▶ [WORK TO BE COMPLETED]: Below are some entries. Output each one exactly as it appears.

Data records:
--

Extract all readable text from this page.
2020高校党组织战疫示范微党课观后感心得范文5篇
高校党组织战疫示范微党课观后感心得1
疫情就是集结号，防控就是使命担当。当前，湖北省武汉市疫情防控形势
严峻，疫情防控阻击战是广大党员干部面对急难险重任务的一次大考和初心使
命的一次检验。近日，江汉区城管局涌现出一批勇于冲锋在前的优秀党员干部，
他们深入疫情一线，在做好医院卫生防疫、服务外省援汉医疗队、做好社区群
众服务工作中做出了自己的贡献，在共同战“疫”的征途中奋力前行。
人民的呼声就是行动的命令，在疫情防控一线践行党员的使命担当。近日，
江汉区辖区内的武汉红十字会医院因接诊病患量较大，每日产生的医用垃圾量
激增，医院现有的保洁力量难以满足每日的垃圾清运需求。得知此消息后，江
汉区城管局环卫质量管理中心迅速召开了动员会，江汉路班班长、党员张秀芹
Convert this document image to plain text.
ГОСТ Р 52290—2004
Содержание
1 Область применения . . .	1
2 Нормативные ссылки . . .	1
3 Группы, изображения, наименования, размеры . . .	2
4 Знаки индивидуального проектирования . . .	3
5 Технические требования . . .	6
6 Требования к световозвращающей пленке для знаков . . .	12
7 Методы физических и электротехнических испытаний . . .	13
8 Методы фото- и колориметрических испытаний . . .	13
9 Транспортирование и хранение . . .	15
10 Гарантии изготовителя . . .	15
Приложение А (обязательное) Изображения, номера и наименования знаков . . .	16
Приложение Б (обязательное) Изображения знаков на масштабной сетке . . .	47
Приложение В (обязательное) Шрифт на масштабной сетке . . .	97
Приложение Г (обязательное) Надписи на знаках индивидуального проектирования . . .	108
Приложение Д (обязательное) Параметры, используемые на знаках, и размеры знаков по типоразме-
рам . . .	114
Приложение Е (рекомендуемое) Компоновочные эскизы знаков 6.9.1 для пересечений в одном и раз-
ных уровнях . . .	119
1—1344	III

--

▶ [THE OUTPUT]:
Extract all readable text from this page.
2020高校党组织战疫示范微党课观后感心得范文5篇
高校党组织战疫示范微党课观后感心得1
疫情就是集结号，防控就是使命担当。当前，湖北省武汉市疫情防控形势
严峻，疫情防控阻击战是广大党员干部面对急难险重任务的一次大考和初心使
命的一次检验。近日，江汉区城管局涌现出一批勇于冲锋在前的优秀党员干部，
他们深入疫情一线，在做好医院卫生防疫、服务外省援汉医疗队、做好社区群
众服务工作中做出了自己的贡献，在共同战“疫”的征途中奋力前行。
人民的呼声就是行动的命令，在疫情防控一线践行党员的使命担当。近日，
江汉区辖区内的武汉红十字会医院因接诊病患量较大，每日产生的医用垃圾量
激增，医院现有的保洁力量难以满足每日的垃圾清运需求。得知此消息后，江
汉区城管局环卫质量管理中心迅速召开了动员会，江汉路班班长、党员张秀芹
Convert this document image to plain text.
ГОСТ Р 52290—2004
Содержание
1 Область применения . . .	1
2 Нормативные ссылки . . .	1
3 Группы, изображения, наименования, размеры . . .	2
4 Знаки индивидуального проектирования . . .	3
5 Технические требования . . .	6
6 Требования к световозвращающей пленке для знаков . . .	12
7 Методы физических и электротехнических испытаний . . .	13
8 Методы фото- и колориметрических испытаний . . .	13
9 Транспортирование и хранение . . .	15
10 Гарантии изготовителя . . .	15
Приложение А (обязательное) Изображения, номера и наименования знаков . . .	16
Приложение Б (обязательное) Изображения знаков на масштабной сетке . . .	47
Приложение В (обязательное) Шрифт на масштабной сетке . . .	97
Приложение Г (обязательное) Надписи на знаках индивидуального проектирования . . .	108
Приложение Д (обязательное) Параметры, используемые на знаках, и размеры знаков по типоразме-
рам . . .	114
Приложение Е (рекомендуемое) Компоновочные эскизы знаков 6.9.1 для пересечений в одном и раз-
ных уровнях . . .	119
1—1344	III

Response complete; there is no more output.